DATA FOR THIS EXERCISE >>

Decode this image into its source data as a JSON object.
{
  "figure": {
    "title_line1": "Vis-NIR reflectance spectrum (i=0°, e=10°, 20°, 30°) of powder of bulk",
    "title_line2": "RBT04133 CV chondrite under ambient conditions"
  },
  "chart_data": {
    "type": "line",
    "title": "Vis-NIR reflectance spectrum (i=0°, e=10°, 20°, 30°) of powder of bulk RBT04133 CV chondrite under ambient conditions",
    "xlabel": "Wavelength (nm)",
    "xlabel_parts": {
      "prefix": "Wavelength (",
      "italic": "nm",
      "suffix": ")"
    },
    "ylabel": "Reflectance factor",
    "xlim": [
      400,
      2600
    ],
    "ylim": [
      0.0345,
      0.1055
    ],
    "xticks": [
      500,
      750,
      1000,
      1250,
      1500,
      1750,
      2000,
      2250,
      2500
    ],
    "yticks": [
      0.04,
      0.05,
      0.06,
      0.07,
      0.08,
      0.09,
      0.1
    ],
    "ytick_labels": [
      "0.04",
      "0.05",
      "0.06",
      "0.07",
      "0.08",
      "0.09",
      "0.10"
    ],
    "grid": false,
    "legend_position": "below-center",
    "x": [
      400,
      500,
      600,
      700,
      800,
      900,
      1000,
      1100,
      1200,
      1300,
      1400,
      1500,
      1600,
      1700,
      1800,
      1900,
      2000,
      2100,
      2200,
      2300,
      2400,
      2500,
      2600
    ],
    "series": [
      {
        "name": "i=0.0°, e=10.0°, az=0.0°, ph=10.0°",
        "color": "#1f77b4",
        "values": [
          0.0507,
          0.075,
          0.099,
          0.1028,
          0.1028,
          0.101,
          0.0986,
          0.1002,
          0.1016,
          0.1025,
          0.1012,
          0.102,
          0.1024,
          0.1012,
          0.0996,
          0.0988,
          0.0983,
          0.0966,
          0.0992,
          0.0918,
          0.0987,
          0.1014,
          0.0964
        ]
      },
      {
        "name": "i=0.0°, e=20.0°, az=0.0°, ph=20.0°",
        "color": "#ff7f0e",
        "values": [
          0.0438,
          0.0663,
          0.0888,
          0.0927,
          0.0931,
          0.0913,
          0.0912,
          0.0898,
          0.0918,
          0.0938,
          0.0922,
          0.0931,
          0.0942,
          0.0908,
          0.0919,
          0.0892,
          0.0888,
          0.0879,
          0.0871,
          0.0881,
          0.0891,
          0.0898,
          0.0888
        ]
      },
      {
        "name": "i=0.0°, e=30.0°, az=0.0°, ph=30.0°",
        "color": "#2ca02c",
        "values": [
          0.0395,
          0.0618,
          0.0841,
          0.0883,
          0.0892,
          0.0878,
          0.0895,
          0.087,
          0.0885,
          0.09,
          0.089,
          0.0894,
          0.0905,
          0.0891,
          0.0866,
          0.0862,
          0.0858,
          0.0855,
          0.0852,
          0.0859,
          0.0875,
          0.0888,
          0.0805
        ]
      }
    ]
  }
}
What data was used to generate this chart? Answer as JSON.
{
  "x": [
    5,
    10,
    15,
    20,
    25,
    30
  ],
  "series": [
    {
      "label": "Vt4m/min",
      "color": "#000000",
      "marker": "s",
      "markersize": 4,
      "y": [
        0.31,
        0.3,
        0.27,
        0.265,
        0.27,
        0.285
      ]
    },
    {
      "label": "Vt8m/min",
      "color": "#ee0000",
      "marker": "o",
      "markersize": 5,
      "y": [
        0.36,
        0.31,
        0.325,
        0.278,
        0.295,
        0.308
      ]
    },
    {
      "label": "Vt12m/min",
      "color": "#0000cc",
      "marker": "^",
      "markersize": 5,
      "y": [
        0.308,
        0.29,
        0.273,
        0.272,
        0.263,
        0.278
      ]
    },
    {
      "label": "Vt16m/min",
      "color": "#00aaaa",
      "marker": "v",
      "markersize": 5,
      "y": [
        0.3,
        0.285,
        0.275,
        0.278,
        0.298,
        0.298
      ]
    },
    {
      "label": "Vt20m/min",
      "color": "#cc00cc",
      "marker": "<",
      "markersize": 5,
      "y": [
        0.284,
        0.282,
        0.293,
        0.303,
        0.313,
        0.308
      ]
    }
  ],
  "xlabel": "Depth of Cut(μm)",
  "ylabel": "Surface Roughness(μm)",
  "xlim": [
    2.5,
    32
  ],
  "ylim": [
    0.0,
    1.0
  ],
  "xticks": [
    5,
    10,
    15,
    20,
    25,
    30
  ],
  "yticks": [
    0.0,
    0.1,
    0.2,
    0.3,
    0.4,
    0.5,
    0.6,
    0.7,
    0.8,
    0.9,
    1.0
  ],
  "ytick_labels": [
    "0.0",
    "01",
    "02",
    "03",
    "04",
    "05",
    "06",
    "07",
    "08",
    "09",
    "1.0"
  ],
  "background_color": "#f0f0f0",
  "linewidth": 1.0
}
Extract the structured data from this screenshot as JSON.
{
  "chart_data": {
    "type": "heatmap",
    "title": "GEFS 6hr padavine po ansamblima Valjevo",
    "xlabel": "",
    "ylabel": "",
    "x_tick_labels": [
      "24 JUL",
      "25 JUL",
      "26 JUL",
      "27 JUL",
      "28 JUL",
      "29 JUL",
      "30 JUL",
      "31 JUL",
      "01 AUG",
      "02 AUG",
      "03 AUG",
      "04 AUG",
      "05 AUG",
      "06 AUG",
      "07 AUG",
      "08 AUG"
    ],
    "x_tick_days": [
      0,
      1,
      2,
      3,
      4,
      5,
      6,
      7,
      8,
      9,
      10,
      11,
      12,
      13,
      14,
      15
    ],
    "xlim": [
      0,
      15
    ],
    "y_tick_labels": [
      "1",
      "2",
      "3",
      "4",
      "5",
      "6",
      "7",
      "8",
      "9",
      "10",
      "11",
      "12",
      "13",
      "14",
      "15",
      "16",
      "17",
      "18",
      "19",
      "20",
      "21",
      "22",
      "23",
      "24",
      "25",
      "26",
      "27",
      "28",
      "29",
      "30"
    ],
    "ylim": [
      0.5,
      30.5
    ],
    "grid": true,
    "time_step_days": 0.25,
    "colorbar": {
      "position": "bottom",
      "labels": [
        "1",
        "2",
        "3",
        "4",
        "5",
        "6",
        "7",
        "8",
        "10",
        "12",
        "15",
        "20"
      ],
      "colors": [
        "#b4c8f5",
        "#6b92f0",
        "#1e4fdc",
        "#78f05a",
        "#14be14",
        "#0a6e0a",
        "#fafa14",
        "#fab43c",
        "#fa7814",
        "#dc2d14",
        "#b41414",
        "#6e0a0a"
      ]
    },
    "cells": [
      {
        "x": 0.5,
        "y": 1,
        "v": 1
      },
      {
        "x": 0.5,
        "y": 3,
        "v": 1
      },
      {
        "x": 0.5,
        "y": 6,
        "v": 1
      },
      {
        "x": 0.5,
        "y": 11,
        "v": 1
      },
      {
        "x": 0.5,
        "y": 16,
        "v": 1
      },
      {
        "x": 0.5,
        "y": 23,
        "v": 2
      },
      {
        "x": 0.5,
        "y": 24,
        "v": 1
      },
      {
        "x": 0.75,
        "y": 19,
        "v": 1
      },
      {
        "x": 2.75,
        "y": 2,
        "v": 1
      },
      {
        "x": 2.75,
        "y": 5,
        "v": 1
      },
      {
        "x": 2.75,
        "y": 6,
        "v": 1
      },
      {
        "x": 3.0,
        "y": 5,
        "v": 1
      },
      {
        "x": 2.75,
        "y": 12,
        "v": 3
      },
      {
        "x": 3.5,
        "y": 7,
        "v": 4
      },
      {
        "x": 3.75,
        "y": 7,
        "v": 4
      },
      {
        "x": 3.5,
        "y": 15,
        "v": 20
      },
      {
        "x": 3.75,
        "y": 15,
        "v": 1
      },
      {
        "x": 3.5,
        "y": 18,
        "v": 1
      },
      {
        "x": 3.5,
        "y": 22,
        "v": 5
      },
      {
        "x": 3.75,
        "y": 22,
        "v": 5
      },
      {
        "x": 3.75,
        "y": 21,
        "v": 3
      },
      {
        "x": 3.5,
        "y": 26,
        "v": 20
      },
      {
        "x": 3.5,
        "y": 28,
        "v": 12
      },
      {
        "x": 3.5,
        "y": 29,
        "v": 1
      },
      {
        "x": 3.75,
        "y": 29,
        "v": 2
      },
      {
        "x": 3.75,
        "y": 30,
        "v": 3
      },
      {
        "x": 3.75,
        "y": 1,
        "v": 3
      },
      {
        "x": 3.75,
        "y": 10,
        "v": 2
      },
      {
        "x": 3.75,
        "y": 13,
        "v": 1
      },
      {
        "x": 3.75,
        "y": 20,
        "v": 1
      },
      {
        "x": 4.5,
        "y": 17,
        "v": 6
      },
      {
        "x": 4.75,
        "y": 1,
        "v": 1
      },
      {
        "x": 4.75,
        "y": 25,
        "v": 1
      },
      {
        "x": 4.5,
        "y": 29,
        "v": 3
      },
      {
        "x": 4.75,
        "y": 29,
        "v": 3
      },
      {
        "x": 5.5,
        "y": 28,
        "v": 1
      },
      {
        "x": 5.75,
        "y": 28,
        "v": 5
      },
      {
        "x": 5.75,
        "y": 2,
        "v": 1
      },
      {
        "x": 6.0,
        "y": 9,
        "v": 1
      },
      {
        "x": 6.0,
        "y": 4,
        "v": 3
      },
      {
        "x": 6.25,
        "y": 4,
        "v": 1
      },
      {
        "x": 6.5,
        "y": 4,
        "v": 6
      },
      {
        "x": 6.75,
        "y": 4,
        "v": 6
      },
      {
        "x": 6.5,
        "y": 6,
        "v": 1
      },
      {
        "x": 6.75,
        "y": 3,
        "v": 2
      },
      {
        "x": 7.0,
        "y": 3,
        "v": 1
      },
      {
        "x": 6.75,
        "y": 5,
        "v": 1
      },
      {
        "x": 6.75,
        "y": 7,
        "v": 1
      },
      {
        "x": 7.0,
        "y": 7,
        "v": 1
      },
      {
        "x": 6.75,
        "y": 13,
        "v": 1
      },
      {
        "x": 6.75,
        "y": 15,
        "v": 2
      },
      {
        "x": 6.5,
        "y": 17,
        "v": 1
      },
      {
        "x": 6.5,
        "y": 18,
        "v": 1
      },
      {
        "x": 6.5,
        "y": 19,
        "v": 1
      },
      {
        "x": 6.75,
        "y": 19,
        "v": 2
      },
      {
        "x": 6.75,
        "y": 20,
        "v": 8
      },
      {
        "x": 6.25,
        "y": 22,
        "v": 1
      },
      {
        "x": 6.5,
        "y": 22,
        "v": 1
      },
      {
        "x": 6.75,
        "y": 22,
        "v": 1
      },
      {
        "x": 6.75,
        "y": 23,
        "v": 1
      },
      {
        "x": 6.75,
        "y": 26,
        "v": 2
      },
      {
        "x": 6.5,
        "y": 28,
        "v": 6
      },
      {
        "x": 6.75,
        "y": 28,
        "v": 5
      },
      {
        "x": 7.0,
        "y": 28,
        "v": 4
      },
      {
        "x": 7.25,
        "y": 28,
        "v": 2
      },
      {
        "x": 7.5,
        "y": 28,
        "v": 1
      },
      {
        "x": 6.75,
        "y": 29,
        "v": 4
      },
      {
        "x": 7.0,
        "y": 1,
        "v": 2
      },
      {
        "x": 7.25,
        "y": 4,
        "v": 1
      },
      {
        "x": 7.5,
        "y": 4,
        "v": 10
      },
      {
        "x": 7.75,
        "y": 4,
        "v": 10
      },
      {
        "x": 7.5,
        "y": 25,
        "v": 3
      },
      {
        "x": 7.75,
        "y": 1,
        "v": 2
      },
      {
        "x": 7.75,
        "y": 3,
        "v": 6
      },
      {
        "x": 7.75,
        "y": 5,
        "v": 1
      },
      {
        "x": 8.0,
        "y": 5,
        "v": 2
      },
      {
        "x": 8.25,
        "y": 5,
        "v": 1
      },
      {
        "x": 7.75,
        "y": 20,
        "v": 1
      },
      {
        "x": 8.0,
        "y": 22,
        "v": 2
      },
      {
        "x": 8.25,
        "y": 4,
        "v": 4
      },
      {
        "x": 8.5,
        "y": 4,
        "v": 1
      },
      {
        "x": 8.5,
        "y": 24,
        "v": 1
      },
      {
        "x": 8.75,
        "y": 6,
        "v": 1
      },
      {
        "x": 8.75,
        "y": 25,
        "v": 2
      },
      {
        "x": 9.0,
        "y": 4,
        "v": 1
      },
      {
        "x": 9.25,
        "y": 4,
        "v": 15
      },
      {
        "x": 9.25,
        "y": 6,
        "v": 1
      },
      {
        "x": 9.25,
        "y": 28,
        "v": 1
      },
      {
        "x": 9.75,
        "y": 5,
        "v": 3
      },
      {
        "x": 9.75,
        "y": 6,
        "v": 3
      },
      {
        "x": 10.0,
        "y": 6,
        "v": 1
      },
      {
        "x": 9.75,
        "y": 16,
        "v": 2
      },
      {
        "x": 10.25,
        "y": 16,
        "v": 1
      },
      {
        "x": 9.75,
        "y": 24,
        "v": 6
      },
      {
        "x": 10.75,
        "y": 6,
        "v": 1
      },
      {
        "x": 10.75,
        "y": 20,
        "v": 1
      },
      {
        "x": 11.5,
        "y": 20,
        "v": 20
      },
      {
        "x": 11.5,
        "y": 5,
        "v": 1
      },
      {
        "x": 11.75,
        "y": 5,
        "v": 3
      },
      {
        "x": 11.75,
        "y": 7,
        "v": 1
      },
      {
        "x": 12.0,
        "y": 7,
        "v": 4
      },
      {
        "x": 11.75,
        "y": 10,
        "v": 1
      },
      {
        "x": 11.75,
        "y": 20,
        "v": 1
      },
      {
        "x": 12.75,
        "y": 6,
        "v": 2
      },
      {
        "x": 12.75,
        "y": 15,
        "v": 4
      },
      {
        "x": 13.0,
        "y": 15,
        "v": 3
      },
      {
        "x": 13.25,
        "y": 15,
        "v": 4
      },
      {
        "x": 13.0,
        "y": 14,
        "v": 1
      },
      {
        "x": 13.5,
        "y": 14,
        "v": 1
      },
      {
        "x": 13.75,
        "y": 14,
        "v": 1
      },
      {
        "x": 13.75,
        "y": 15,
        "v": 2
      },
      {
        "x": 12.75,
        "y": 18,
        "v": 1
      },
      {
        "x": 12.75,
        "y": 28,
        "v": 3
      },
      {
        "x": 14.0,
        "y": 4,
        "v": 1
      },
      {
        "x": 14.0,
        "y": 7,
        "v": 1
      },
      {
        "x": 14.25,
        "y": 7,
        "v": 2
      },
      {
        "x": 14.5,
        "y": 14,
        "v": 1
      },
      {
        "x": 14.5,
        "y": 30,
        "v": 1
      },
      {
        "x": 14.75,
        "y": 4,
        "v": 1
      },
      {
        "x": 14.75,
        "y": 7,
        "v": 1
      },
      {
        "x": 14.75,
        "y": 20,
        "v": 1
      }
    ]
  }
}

WHAT THE EXERCISE ASKS >> Answer with one number only: how many lines above contain the word "ylabel".

RESULT FOR THIS TASK >> 3